• Material for the task
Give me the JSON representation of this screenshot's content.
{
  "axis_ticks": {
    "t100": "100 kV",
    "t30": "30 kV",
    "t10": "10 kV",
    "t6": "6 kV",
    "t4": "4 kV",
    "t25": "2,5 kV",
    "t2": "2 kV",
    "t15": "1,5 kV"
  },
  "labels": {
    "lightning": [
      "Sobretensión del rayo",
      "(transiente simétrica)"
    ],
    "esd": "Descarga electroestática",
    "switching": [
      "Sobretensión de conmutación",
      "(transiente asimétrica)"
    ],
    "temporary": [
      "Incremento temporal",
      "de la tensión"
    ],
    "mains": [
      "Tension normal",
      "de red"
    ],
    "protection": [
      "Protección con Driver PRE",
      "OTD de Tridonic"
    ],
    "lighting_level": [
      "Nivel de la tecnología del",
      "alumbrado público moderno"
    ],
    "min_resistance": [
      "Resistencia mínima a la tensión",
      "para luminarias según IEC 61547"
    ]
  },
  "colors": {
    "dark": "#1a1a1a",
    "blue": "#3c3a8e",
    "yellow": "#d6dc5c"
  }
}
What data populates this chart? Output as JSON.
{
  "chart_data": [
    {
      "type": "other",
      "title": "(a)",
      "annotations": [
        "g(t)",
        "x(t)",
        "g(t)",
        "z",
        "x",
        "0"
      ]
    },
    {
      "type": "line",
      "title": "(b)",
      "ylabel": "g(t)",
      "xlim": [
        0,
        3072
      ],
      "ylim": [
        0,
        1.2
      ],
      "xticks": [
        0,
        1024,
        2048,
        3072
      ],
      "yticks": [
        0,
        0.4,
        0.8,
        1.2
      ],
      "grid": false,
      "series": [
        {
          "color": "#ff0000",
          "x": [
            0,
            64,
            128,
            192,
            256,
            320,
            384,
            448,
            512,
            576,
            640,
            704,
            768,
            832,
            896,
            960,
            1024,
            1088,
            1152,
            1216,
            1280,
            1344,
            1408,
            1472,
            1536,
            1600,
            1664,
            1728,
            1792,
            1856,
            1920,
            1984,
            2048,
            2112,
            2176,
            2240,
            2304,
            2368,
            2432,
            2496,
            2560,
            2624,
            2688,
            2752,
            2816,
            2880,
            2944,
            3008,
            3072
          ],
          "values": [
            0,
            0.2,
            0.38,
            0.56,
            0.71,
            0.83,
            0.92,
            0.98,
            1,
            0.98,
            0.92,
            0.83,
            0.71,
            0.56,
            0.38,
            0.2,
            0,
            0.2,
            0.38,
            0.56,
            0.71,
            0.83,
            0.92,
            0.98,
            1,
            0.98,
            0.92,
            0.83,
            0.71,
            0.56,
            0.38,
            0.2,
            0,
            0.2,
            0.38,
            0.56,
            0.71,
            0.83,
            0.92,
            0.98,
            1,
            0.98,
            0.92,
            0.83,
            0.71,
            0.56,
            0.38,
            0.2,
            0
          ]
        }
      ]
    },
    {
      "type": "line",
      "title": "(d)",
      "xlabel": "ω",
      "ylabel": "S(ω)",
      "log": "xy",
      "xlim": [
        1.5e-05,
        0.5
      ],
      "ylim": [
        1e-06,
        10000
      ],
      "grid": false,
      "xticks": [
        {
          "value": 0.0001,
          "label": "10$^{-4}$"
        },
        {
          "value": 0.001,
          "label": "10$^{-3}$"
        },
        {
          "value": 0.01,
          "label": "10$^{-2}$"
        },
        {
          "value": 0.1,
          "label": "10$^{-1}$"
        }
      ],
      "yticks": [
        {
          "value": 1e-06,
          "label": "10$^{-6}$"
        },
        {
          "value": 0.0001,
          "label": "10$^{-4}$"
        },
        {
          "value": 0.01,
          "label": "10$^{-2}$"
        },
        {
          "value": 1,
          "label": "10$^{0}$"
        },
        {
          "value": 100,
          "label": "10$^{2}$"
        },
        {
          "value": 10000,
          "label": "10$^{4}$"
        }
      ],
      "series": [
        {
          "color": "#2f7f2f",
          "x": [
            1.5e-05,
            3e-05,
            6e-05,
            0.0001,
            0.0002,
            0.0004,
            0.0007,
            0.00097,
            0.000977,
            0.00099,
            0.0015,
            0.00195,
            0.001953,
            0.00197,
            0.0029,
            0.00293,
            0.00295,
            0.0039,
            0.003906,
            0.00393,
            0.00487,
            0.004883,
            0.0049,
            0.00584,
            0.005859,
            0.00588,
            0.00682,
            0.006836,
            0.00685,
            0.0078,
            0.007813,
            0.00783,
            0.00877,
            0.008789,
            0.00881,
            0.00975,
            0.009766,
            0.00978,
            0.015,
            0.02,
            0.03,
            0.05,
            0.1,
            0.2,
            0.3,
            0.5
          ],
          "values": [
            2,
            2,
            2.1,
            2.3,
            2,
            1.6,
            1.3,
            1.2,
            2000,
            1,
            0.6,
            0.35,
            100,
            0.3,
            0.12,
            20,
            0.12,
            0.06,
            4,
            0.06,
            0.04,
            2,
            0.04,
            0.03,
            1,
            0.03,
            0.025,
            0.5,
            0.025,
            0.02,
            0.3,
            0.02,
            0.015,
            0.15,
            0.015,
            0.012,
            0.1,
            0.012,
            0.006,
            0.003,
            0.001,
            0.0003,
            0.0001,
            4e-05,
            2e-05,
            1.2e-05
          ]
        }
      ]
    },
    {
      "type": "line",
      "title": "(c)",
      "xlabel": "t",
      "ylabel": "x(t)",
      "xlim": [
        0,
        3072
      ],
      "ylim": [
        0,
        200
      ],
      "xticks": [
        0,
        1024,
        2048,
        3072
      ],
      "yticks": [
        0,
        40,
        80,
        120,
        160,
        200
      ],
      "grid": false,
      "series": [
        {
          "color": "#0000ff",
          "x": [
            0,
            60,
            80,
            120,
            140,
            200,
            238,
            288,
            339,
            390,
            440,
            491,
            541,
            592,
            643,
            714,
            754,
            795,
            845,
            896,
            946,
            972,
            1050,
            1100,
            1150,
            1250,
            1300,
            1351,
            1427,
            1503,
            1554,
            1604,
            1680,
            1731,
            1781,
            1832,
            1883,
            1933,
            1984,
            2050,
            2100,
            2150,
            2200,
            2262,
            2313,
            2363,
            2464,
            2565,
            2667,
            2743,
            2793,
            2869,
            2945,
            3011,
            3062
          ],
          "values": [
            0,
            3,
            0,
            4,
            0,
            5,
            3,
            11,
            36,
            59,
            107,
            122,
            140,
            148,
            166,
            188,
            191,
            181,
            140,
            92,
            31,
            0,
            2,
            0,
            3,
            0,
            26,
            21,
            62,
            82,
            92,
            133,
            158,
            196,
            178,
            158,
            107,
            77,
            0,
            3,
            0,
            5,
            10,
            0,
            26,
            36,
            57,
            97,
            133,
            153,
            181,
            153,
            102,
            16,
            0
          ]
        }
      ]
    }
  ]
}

• Problem requirements
The answer must consist solely of the number of lines in the entries that contain the word "this".

• Answer to the exercise
2